start

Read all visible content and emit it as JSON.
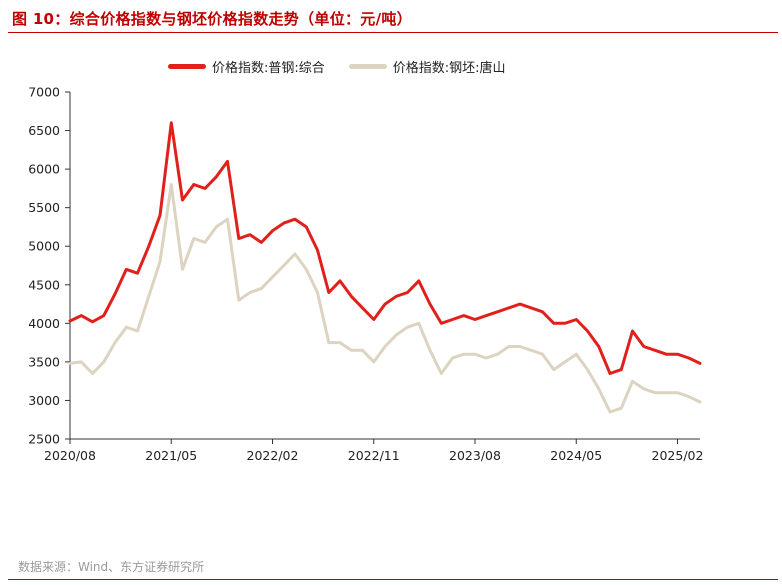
{
  "header": {
    "title": "图 10：综合价格指数与钢坯价格指数走势（单位：元/吨）"
  },
  "footer": {
    "source": "数据来源：Wind、东方证券研究所"
  },
  "colors": {
    "accent": "#c00000",
    "series_1": "#e0201b",
    "series_2": "#dcd3c0"
  },
  "chart_data": {
    "type": "line",
    "title": "综合价格指数与钢坯价格指数走势",
    "unit": "元/吨",
    "xlabel": "",
    "ylabel": "",
    "ylim": [
      2500,
      7000
    ],
    "yticks": [
      2500,
      3000,
      3500,
      4000,
      4500,
      5000,
      5500,
      6000,
      6500,
      7000
    ],
    "xticks": [
      "2020/08",
      "2021/05",
      "2022/02",
      "2022/11",
      "2023/08",
      "2024/05",
      "2025/02"
    ],
    "x_range": [
      "2020/08",
      "2025/04"
    ],
    "legend_position": "top",
    "grid": false,
    "series": [
      {
        "name": "价格指数:普钢:综合",
        "color": "#e0201b",
        "points": [
          [
            "2020/08",
            4030
          ],
          [
            "2020/09",
            4100
          ],
          [
            "2020/10",
            4020
          ],
          [
            "2020/11",
            4100
          ],
          [
            "2020/12",
            4380
          ],
          [
            "2021/01",
            4700
          ],
          [
            "2021/02",
            4650
          ],
          [
            "2021/03",
            5000
          ],
          [
            "2021/04",
            5400
          ],
          [
            "2021/05",
            6600
          ],
          [
            "2021/06",
            5600
          ],
          [
            "2021/07",
            5800
          ],
          [
            "2021/08",
            5750
          ],
          [
            "2021/09",
            5900
          ],
          [
            "2021/10",
            6100
          ],
          [
            "2021/11",
            5100
          ],
          [
            "2021/12",
            5150
          ],
          [
            "2022/01",
            5050
          ],
          [
            "2022/02",
            5200
          ],
          [
            "2022/03",
            5300
          ],
          [
            "2022/04",
            5350
          ],
          [
            "2022/05",
            5250
          ],
          [
            "2022/06",
            4950
          ],
          [
            "2022/07",
            4400
          ],
          [
            "2022/08",
            4550
          ],
          [
            "2022/09",
            4350
          ],
          [
            "2022/10",
            4200
          ],
          [
            "2022/11",
            4050
          ],
          [
            "2022/12",
            4250
          ],
          [
            "2023/01",
            4350
          ],
          [
            "2023/02",
            4400
          ],
          [
            "2023/03",
            4550
          ],
          [
            "2023/04",
            4250
          ],
          [
            "2023/05",
            4000
          ],
          [
            "2023/06",
            4050
          ],
          [
            "2023/07",
            4100
          ],
          [
            "2023/08",
            4050
          ],
          [
            "2023/09",
            4100
          ],
          [
            "2023/10",
            4150
          ],
          [
            "2023/11",
            4200
          ],
          [
            "2023/12",
            4250
          ],
          [
            "2024/01",
            4200
          ],
          [
            "2024/02",
            4150
          ],
          [
            "2024/03",
            4000
          ],
          [
            "2024/04",
            4000
          ],
          [
            "2024/05",
            4050
          ],
          [
            "2024/06",
            3900
          ],
          [
            "2024/07",
            3700
          ],
          [
            "2024/08",
            3350
          ],
          [
            "2024/09",
            3400
          ],
          [
            "2024/10",
            3900
          ],
          [
            "2024/11",
            3700
          ],
          [
            "2024/12",
            3650
          ],
          [
            "2025/01",
            3600
          ],
          [
            "2025/02",
            3600
          ],
          [
            "2025/03",
            3550
          ],
          [
            "2025/04",
            3480
          ]
        ]
      },
      {
        "name": "价格指数:钢坯:唐山",
        "color": "#dcd3c0",
        "points": [
          [
            "2020/08",
            3480
          ],
          [
            "2020/09",
            3500
          ],
          [
            "2020/10",
            3350
          ],
          [
            "2020/11",
            3500
          ],
          [
            "2020/12",
            3750
          ],
          [
            "2021/01",
            3950
          ],
          [
            "2021/02",
            3900
          ],
          [
            "2021/03",
            4350
          ],
          [
            "2021/04",
            4800
          ],
          [
            "2021/05",
            5800
          ],
          [
            "2021/06",
            4700
          ],
          [
            "2021/07",
            5100
          ],
          [
            "2021/08",
            5050
          ],
          [
            "2021/09",
            5250
          ],
          [
            "2021/10",
            5350
          ],
          [
            "2021/11",
            4300
          ],
          [
            "2021/12",
            4400
          ],
          [
            "2022/01",
            4450
          ],
          [
            "2022/02",
            4600
          ],
          [
            "2022/03",
            4750
          ],
          [
            "2022/04",
            4900
          ],
          [
            "2022/05",
            4700
          ],
          [
            "2022/06",
            4400
          ],
          [
            "2022/07",
            3750
          ],
          [
            "2022/08",
            3750
          ],
          [
            "2022/09",
            3650
          ],
          [
            "2022/10",
            3650
          ],
          [
            "2022/11",
            3500
          ],
          [
            "2022/12",
            3700
          ],
          [
            "2023/01",
            3850
          ],
          [
            "2023/02",
            3950
          ],
          [
            "2023/03",
            4000
          ],
          [
            "2023/04",
            3650
          ],
          [
            "2023/05",
            3350
          ],
          [
            "2023/06",
            3550
          ],
          [
            "2023/07",
            3600
          ],
          [
            "2023/08",
            3600
          ],
          [
            "2023/09",
            3550
          ],
          [
            "2023/10",
            3600
          ],
          [
            "2023/11",
            3700
          ],
          [
            "2023/12",
            3700
          ],
          [
            "2024/01",
            3650
          ],
          [
            "2024/02",
            3600
          ],
          [
            "2024/03",
            3400
          ],
          [
            "2024/04",
            3500
          ],
          [
            "2024/05",
            3600
          ],
          [
            "2024/06",
            3400
          ],
          [
            "2024/07",
            3150
          ],
          [
            "2024/08",
            2850
          ],
          [
            "2024/09",
            2900
          ],
          [
            "2024/10",
            3250
          ],
          [
            "2024/11",
            3150
          ],
          [
            "2024/12",
            3100
          ],
          [
            "2025/01",
            3100
          ],
          [
            "2025/02",
            3100
          ],
          [
            "2025/03",
            3050
          ],
          [
            "2025/04",
            2980
          ]
        ]
      }
    ]
  }
}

end

> _REQUIRED TASK_
Work through the listing above and report how many lines include the string "title", with no other text.

> _RESULT OF THE EXERCISE_
2